Data items
=====

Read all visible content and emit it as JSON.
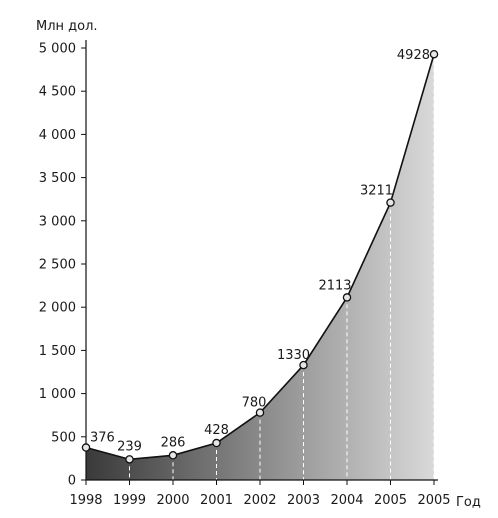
{
  "chart_data": {
    "type": "area",
    "ylabel": "Млн дол.",
    "xlabel": "Год",
    "categories": [
      "1998",
      "1999",
      "2000",
      "2001",
      "2002",
      "2003",
      "2004",
      "2005",
      "2005"
    ],
    "values": [
      376,
      239,
      286,
      428,
      780,
      1330,
      2113,
      3211,
      4928
    ],
    "data_labels": [
      "376",
      "239",
      "286",
      "428",
      "780",
      "1330",
      "2113",
      "3211",
      "4928"
    ],
    "ylim": [
      0,
      5000
    ],
    "yticks": [
      0,
      500,
      1000,
      1500,
      2000,
      2500,
      3000,
      3500,
      4000,
      4500,
      5000
    ],
    "ytick_labels": [
      "0",
      "500",
      "1 000",
      "1 500",
      "2 000",
      "2 500",
      "3 000",
      "3 500",
      "4 000",
      "4 500",
      "5 000"
    ],
    "grid": false,
    "legend": "none",
    "fill_gradient": [
      "#d9d9d9",
      "#3a3a3a"
    ],
    "line_color": "#111111",
    "marker_fill": "#e6e6e6"
  }
}
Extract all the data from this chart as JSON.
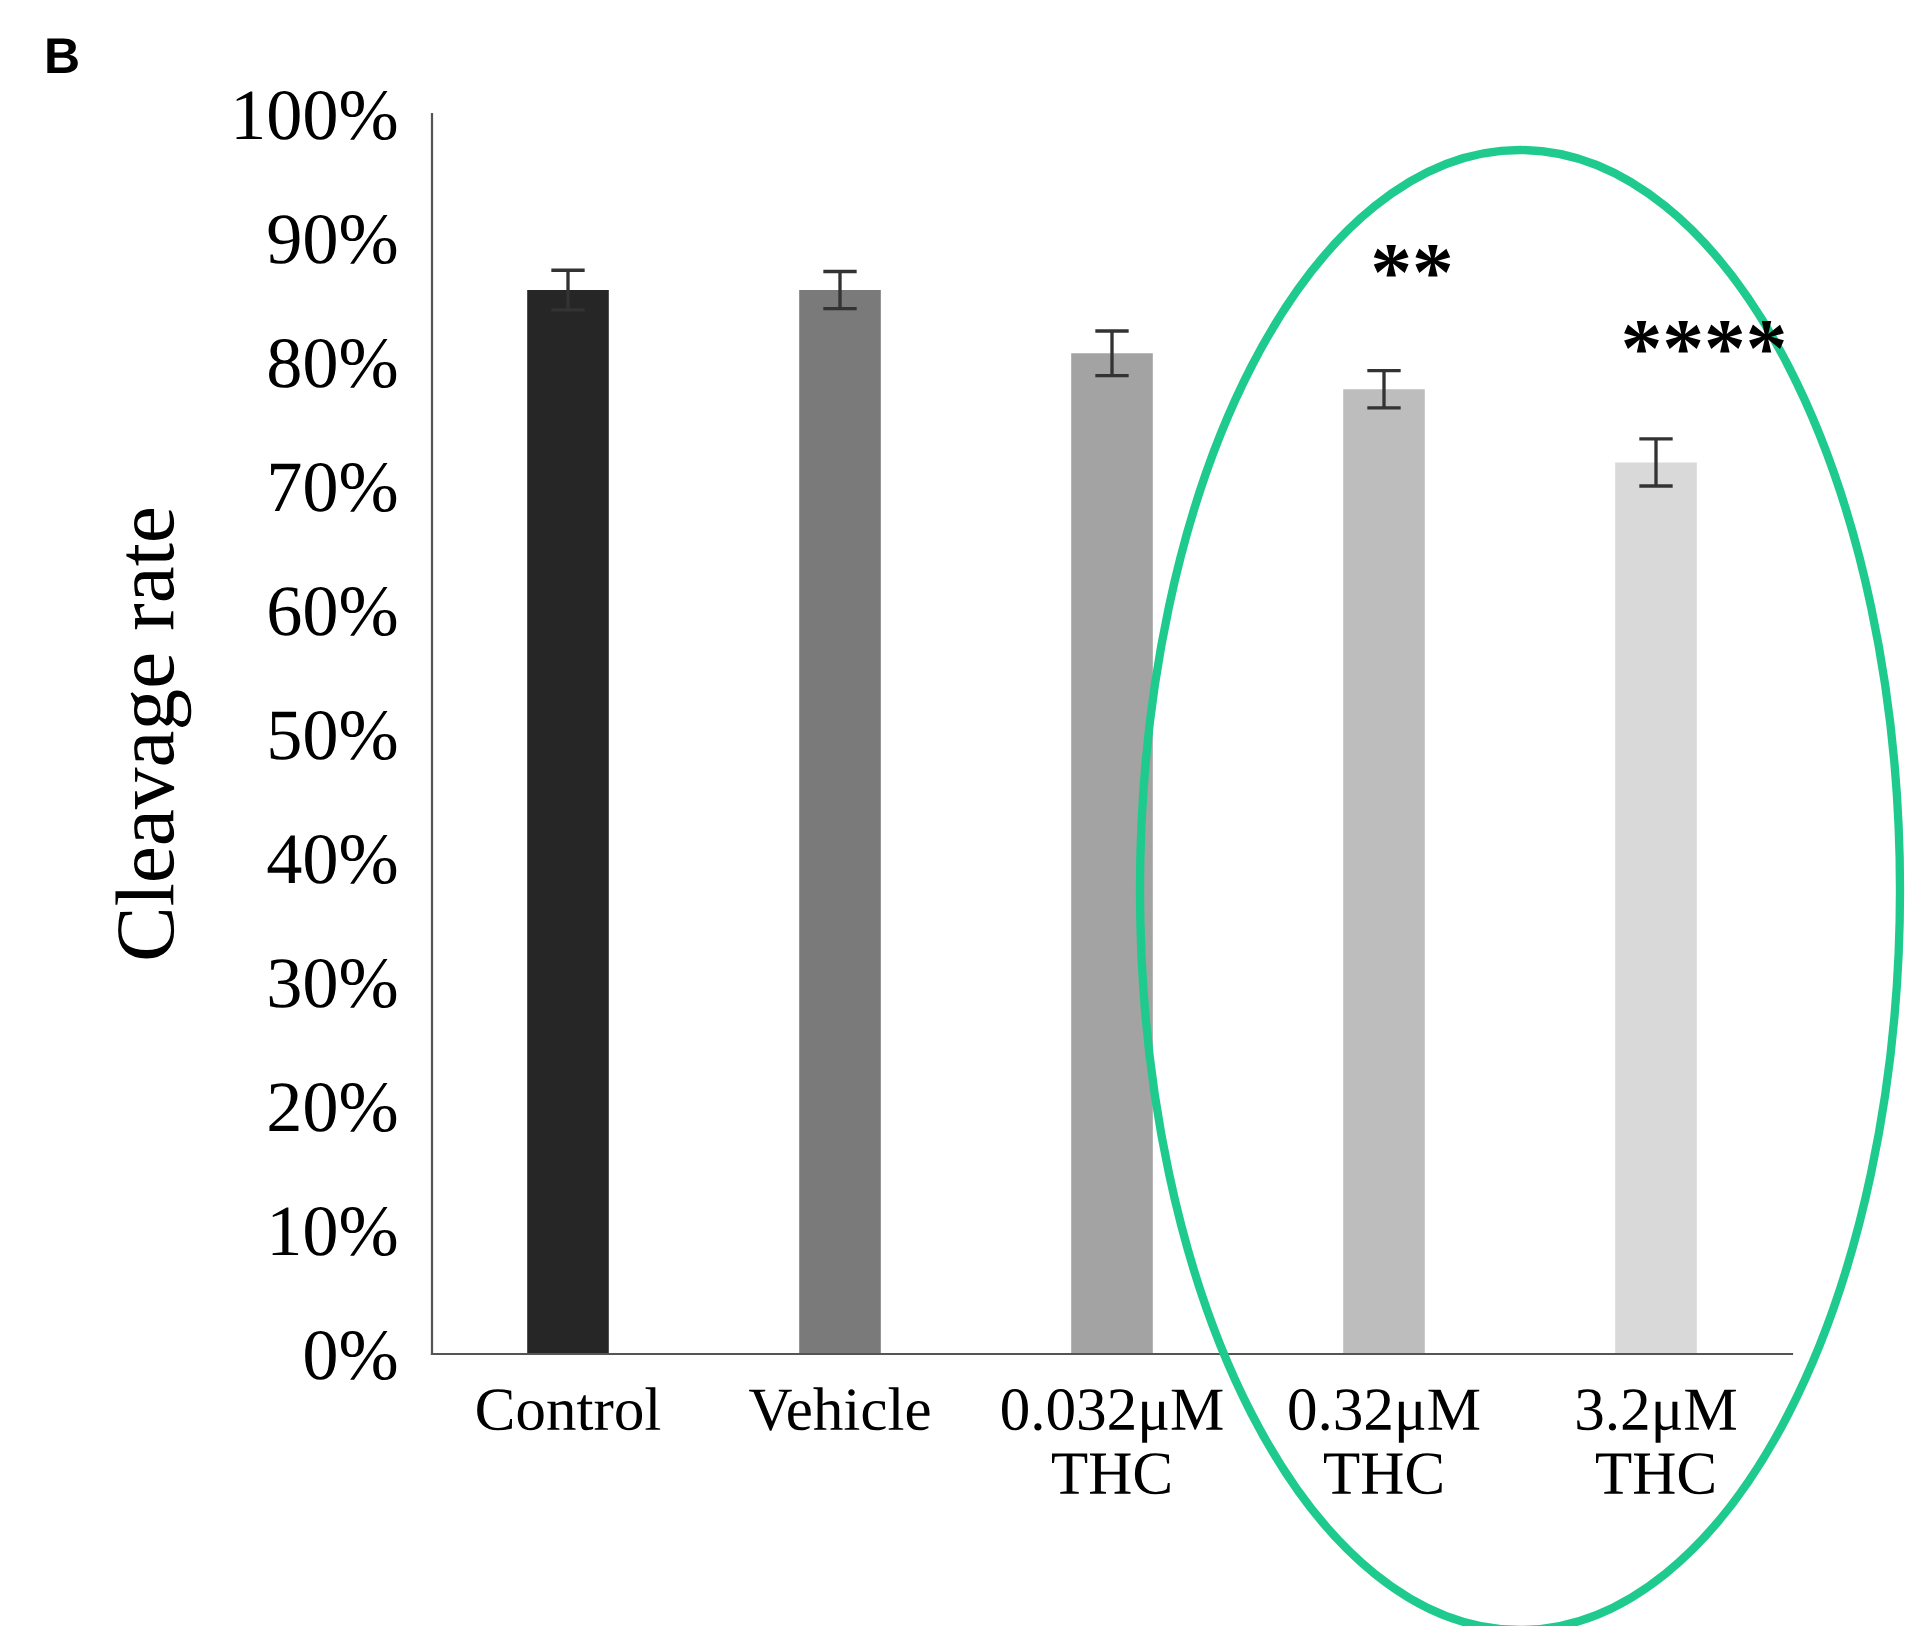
{
  "chart_data": {
    "type": "bar",
    "ylabel": "Cleavage rate",
    "categories": [
      "Control",
      "Vehicle",
      "0.032μM\nTHC",
      "0.32μM\nTHC",
      "3.2μM\nTHC"
    ],
    "values": [
      85.8,
      85.8,
      80.7,
      77.8,
      71.9
    ],
    "errors": [
      1.6,
      1.5,
      1.8,
      1.5,
      1.9
    ],
    "colors": [
      "#262626",
      "#7a7a7a",
      "#a3a3a3",
      "#bdbdbd",
      "#d9d9d9"
    ],
    "ylim": [
      0,
      100
    ],
    "yticks": [
      {
        "value": 0,
        "label": "0%"
      },
      {
        "value": 10,
        "label": "10%"
      },
      {
        "value": 20,
        "label": "20%"
      },
      {
        "value": 30,
        "label": "30%"
      },
      {
        "value": 40,
        "label": "40%"
      },
      {
        "value": 50,
        "label": "50%"
      },
      {
        "value": 60,
        "label": "60%"
      },
      {
        "value": 70,
        "label": "70%"
      },
      {
        "value": 80,
        "label": "80%"
      },
      {
        "value": 90,
        "label": "90%"
      },
      {
        "value": 100,
        "label": "100%"
      }
    ],
    "grid": false,
    "legend": false,
    "annotations": [
      "B",
      "**",
      "****"
    ]
  }
}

=====

Work to complete:
Say how many lines in the records hold the string "JSON", and say nothing else.

Solution:
2